__Requirements__
In the listing below, pick out lines with "died".
### Provided data
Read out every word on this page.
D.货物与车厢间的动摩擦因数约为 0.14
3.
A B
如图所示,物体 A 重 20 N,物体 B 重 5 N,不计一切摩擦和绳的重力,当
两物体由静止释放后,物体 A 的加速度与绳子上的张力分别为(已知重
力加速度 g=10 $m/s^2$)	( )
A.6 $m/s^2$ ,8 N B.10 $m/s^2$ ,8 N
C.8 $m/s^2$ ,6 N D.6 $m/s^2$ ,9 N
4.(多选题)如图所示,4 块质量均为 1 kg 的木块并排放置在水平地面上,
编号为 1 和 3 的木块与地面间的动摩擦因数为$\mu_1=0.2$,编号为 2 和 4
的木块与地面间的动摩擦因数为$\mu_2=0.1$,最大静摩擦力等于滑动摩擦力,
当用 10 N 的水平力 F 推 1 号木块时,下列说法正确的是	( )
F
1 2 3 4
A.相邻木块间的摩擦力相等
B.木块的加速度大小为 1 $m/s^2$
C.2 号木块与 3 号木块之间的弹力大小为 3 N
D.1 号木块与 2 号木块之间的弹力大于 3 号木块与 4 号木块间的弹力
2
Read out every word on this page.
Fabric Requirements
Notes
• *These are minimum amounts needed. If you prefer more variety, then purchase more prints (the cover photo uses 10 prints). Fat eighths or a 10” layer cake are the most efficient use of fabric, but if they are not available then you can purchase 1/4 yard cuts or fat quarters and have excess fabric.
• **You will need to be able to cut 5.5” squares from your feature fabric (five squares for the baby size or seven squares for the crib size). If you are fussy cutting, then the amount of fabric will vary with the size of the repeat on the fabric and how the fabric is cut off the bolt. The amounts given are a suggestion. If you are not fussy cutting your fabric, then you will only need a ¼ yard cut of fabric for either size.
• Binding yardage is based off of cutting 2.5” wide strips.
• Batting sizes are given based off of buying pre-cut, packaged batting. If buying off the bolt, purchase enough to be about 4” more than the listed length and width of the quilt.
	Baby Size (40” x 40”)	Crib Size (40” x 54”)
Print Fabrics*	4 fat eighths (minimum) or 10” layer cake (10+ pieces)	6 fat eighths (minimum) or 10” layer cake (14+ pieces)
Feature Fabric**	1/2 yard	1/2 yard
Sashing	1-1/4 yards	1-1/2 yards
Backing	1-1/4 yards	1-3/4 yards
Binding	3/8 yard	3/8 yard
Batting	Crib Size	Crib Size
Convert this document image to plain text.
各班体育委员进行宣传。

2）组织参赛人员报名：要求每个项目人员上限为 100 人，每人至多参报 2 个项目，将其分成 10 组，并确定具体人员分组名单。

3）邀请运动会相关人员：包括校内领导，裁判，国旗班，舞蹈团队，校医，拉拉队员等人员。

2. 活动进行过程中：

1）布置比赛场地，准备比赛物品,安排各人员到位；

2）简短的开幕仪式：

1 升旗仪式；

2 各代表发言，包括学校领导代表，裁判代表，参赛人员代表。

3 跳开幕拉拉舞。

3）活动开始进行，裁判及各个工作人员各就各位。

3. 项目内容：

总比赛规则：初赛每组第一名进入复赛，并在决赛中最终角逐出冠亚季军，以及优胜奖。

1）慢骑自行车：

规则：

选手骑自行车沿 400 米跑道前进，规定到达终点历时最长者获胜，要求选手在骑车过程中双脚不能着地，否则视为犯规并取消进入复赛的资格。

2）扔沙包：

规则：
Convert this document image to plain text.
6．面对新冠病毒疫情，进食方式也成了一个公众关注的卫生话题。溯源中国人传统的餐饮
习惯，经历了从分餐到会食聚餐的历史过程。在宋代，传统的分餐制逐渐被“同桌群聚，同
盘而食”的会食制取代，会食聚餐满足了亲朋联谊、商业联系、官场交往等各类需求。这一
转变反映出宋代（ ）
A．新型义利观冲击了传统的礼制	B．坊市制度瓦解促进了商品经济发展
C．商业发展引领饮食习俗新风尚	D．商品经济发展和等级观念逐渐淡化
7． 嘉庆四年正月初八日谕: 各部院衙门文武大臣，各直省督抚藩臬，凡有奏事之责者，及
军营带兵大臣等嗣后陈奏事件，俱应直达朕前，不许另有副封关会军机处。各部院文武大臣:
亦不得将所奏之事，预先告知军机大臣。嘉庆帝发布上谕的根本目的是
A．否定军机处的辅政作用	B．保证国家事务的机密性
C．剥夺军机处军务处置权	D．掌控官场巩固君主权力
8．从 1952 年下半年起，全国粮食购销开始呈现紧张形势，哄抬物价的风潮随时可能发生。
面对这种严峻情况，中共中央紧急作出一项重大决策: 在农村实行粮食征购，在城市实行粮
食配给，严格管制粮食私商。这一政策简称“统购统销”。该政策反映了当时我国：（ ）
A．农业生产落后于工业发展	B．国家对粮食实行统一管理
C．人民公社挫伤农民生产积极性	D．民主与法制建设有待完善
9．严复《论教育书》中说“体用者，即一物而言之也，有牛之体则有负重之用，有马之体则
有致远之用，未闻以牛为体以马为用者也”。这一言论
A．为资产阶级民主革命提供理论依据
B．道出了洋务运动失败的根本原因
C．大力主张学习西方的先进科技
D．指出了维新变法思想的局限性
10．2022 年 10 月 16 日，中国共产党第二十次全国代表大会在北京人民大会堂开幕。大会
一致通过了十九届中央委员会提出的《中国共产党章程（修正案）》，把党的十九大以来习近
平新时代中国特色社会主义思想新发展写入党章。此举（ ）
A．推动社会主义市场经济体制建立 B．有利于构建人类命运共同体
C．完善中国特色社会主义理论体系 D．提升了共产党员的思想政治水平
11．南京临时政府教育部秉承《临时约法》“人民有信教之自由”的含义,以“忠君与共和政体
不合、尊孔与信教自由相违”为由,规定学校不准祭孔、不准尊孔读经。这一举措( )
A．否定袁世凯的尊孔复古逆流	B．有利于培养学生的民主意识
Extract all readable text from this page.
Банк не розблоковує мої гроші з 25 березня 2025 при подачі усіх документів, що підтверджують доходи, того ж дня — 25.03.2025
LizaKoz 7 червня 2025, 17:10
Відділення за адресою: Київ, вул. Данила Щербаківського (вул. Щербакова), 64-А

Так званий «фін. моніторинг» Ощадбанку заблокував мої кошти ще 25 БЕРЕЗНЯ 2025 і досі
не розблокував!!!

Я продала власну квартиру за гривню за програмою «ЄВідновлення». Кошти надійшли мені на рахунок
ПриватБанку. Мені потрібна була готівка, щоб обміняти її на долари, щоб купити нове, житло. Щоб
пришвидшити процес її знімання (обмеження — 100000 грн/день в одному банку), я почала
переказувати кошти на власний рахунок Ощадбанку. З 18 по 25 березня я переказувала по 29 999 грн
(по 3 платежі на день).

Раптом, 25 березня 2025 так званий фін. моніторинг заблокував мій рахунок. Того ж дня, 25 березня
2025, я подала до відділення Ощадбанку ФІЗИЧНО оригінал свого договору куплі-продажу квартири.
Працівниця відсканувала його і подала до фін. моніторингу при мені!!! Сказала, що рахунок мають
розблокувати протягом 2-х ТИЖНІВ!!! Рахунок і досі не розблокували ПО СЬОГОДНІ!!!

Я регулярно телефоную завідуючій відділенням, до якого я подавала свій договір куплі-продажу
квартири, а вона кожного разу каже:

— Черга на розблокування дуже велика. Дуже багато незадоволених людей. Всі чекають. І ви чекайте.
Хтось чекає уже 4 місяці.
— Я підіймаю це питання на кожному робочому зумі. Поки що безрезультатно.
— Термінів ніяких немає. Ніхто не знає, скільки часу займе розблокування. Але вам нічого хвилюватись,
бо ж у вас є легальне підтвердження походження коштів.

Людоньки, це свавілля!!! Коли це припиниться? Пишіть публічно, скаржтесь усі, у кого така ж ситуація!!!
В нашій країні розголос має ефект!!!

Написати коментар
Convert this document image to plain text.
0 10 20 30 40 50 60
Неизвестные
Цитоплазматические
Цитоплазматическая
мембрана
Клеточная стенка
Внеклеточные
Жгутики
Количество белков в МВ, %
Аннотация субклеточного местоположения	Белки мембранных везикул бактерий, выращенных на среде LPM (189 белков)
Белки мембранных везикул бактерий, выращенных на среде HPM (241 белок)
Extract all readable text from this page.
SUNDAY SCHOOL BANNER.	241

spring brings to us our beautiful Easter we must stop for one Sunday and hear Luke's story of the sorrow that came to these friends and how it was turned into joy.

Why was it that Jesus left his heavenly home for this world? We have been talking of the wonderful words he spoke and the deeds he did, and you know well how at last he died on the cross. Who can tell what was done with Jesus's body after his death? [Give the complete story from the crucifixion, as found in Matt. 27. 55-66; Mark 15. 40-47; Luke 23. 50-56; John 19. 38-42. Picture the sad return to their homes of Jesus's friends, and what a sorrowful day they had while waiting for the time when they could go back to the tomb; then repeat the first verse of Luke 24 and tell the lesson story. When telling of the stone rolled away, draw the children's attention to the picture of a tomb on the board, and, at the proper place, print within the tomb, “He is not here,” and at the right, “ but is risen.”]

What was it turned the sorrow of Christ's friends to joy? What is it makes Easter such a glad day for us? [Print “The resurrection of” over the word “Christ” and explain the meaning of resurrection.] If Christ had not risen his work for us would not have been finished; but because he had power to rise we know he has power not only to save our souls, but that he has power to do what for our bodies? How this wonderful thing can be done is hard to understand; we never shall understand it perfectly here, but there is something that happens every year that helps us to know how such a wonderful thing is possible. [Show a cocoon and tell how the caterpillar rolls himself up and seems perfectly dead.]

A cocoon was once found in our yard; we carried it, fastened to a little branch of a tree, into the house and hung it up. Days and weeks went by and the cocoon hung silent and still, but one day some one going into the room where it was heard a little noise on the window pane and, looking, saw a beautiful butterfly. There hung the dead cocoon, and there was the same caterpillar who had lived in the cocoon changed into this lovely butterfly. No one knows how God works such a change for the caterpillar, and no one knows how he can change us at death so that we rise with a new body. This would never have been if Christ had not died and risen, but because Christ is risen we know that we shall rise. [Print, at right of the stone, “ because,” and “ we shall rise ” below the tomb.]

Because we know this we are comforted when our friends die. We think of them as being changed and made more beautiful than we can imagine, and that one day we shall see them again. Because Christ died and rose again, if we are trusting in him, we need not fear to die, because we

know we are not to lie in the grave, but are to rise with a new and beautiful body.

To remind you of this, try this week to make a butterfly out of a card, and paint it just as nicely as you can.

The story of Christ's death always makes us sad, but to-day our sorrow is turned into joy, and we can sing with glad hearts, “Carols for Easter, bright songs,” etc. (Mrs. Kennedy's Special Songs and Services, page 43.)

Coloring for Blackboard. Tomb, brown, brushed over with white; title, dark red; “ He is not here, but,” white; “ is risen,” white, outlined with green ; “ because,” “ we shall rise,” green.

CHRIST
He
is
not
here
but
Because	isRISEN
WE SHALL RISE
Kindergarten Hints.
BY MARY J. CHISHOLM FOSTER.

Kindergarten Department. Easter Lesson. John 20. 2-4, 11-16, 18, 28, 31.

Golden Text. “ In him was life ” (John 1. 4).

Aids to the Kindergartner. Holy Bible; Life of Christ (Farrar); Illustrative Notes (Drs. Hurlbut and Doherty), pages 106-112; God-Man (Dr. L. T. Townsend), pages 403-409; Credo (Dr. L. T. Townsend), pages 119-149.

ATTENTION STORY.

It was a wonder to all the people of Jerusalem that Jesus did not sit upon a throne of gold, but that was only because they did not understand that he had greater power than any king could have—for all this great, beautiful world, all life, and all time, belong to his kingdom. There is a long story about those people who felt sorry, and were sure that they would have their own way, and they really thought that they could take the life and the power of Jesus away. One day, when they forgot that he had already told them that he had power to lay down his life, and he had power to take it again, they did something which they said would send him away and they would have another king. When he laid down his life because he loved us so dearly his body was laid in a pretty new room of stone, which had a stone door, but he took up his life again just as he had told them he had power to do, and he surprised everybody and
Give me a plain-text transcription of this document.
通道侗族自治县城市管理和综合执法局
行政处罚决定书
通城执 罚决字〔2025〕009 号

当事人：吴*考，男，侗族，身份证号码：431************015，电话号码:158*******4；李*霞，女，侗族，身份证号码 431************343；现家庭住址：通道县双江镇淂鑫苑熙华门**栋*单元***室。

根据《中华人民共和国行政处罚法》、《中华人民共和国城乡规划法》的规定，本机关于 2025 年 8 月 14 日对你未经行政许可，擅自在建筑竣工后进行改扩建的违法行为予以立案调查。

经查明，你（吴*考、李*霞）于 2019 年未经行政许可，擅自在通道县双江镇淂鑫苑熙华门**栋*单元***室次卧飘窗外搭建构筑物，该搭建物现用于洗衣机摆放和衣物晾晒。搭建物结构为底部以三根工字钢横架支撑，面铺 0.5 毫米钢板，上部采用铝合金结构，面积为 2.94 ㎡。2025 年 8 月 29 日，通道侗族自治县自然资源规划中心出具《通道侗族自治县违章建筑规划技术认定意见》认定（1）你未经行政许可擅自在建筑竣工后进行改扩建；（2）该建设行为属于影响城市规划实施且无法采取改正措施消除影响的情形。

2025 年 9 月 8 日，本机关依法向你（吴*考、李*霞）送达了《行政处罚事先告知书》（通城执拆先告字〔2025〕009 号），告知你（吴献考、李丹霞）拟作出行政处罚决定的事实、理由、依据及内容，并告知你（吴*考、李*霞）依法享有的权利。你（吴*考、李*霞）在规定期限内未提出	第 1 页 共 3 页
######
__Expected output__
Why was it that Jesus left his heavenly home for this world? We have been talking of the wonderful words he spoke and the deeds he did, and you know well how at last he died on the cross. Who can tell what was done with Jesus's body after his death? [Give the complete story from the crucifixion, as found in Matt. 27. 55-66; Mark 15. 40-47; Luke 23. 50-56; John 19. 38-42. Picture the sad return to their homes of Jesus's friends, and what a sorrowful day they had while waiting for the time when they could go back to the tomb; then repeat the first verse of Luke 24 and tell the lesson story. When telling of the stone rolled away, draw the children's attention to the picture of a tomb on the board, and, at the proper place, print within the tomb, “He is not here,” and at the right, “ but is risen.”]
A cocoon was once found in our yard; we carried it, fastened to a little branch of a tree, into the house and hung it up. Days and weeks went by and the cocoon hung silent and still, but one day some one going into the room where it was heard a little noise on the window pane and, looking, saw a beautiful butterfly. There hung the dead cocoon, and there was the same caterpillar who had lived in the cocoon changed into this lovely butterfly. No one knows how God works such a change for the caterpillar, and no one knows how he can change us at death so that we rise with a new body. This would never have been if Christ had not died and risen, but because Christ is risen we know that we shall rise. [Print, at right of the stone, “ because,” and “ we shall rise ” below the tomb.]
Because we know this we are comforted when our friends die. We think of them as being changed and made more beautiful than we can imagine, and that one day we shall see them again. Because Christ died and rose again, if we are trusting in him, we need not fear to die, because we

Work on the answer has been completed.